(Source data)
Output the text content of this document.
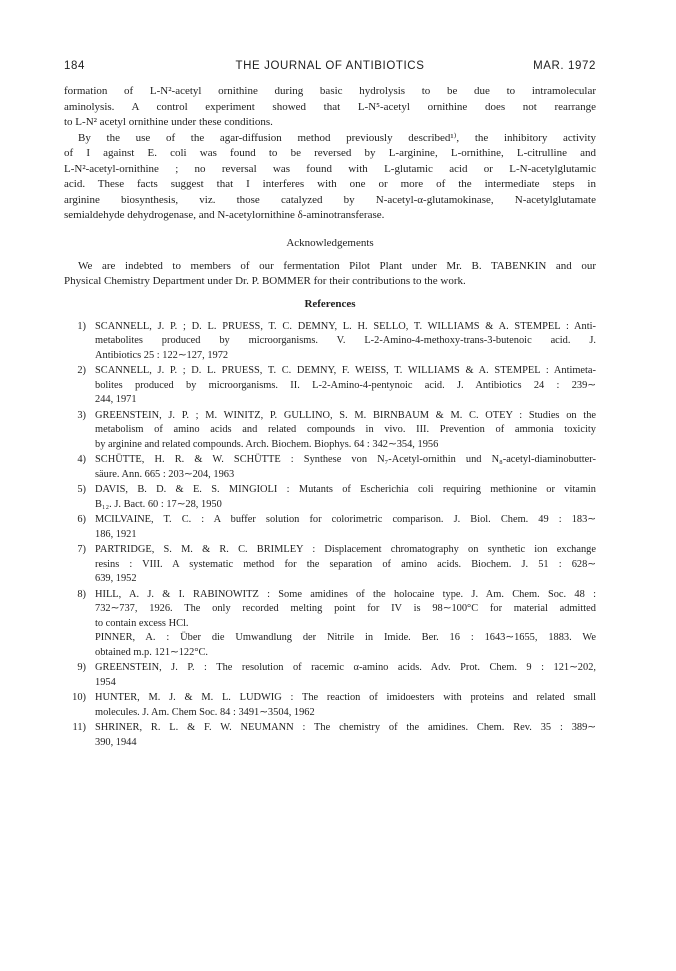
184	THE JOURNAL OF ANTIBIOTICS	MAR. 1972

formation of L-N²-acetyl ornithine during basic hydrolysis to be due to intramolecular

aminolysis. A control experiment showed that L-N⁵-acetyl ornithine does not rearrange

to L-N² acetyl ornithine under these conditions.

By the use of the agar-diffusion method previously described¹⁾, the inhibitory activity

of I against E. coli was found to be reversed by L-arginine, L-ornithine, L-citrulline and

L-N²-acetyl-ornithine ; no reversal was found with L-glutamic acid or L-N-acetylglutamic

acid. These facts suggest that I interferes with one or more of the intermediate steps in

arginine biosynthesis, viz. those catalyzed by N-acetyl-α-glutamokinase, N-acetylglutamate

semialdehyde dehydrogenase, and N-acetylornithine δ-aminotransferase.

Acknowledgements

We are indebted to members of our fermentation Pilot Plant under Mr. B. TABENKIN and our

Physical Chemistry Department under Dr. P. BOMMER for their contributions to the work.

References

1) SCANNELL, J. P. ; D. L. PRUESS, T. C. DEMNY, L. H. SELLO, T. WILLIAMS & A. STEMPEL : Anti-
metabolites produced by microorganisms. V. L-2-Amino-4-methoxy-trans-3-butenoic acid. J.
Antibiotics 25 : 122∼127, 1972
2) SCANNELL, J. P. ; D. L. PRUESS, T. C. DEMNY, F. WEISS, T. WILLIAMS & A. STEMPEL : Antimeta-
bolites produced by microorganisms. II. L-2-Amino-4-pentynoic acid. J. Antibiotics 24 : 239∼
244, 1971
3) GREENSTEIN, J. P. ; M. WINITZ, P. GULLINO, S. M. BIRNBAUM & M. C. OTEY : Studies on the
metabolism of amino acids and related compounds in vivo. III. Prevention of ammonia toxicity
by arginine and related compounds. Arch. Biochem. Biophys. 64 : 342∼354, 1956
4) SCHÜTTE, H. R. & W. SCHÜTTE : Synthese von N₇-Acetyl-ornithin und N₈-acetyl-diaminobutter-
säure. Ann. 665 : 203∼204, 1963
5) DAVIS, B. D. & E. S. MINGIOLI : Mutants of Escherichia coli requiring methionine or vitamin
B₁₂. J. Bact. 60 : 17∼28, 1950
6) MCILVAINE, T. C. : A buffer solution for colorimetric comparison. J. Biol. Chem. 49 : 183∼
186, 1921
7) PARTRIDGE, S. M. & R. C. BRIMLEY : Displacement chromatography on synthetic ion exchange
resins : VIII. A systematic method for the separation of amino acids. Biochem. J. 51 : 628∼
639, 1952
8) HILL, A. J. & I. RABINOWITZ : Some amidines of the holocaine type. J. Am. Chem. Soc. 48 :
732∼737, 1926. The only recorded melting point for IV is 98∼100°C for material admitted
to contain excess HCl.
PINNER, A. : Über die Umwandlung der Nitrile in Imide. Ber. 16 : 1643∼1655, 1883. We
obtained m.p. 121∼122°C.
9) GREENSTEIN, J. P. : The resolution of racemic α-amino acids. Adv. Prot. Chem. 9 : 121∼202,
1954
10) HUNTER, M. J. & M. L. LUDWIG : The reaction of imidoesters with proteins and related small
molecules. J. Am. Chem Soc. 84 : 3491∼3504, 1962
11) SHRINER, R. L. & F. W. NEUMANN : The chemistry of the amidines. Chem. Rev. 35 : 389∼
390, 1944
--
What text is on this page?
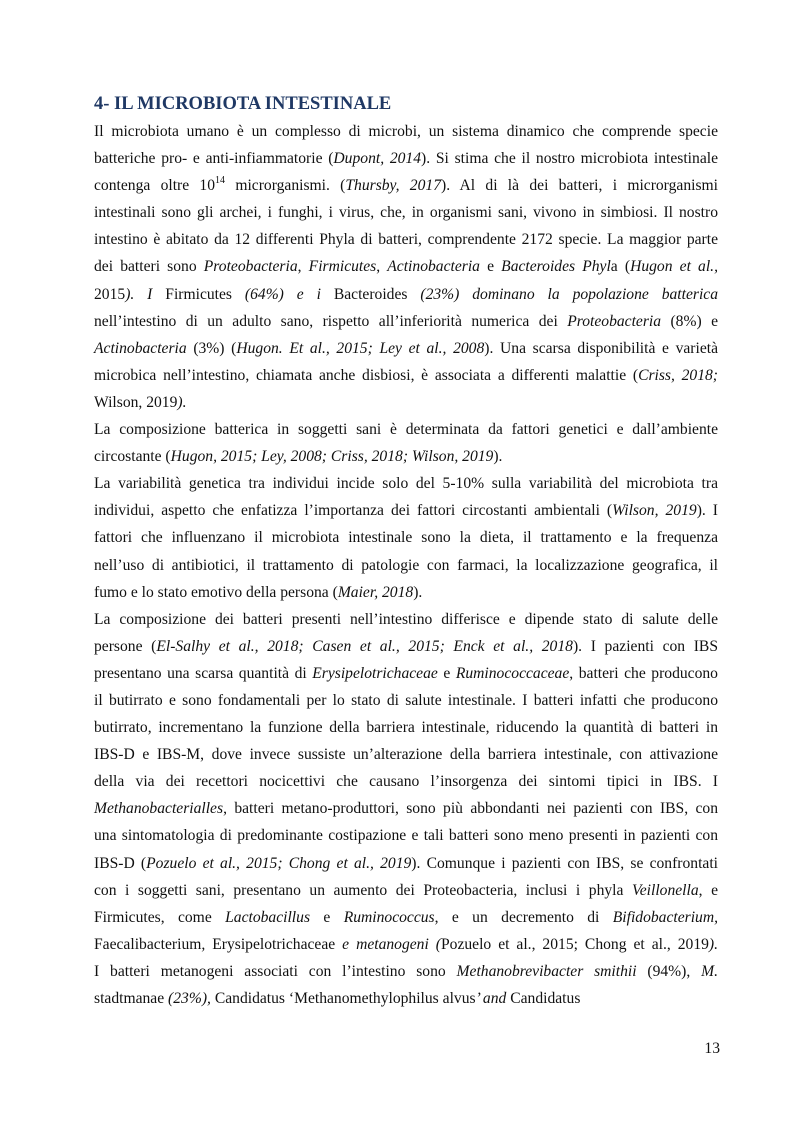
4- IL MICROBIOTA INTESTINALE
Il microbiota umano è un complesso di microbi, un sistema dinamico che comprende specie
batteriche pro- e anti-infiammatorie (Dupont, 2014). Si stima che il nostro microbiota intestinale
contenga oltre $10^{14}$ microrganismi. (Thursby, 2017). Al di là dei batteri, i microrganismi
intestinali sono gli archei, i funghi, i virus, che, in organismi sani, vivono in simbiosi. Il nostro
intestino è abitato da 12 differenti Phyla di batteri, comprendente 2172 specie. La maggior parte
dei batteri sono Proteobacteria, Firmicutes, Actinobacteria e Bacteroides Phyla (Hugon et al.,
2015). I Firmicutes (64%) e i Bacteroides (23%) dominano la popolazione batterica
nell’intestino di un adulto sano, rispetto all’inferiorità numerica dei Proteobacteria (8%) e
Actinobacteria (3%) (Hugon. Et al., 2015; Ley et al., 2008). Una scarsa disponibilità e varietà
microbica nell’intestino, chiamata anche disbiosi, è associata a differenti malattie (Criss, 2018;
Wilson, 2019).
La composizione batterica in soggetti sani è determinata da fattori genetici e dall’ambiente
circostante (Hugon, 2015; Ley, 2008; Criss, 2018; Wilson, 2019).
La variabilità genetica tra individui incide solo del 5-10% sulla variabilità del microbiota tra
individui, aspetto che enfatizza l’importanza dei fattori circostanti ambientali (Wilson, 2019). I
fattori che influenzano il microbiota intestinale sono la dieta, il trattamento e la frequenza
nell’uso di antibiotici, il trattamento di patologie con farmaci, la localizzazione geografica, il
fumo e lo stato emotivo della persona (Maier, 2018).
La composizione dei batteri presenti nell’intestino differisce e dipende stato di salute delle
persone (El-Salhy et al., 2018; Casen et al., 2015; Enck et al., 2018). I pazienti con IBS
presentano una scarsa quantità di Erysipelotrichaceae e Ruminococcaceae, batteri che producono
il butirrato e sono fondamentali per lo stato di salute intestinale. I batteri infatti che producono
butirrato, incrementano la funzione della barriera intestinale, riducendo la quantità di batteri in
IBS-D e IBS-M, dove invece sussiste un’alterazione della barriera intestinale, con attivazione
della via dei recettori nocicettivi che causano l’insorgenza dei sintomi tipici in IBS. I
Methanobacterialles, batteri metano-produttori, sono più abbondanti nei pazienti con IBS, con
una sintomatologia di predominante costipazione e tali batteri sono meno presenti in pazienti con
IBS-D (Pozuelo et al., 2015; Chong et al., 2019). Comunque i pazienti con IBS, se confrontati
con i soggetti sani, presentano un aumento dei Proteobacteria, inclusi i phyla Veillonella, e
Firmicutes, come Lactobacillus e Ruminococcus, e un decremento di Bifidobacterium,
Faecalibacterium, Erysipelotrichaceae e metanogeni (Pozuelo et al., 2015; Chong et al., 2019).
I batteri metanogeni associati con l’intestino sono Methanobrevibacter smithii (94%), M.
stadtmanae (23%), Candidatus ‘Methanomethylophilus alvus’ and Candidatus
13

EXERCISE: Would you please copy all lines in the data that contain the word "STEMPEL"?

ANSWER SPACE:
1) SCANNELL, J. P. ; D. L. PRUESS, T. C. DEMNY, L. H. SELLO, T. WILLIAMS & A. STEMPEL : Anti-
2) SCANNELL, J. P. ; D. L. PRUESS, T. C. DEMNY, F. WEISS, T. WILLIAMS & A. STEMPEL : Antimeta-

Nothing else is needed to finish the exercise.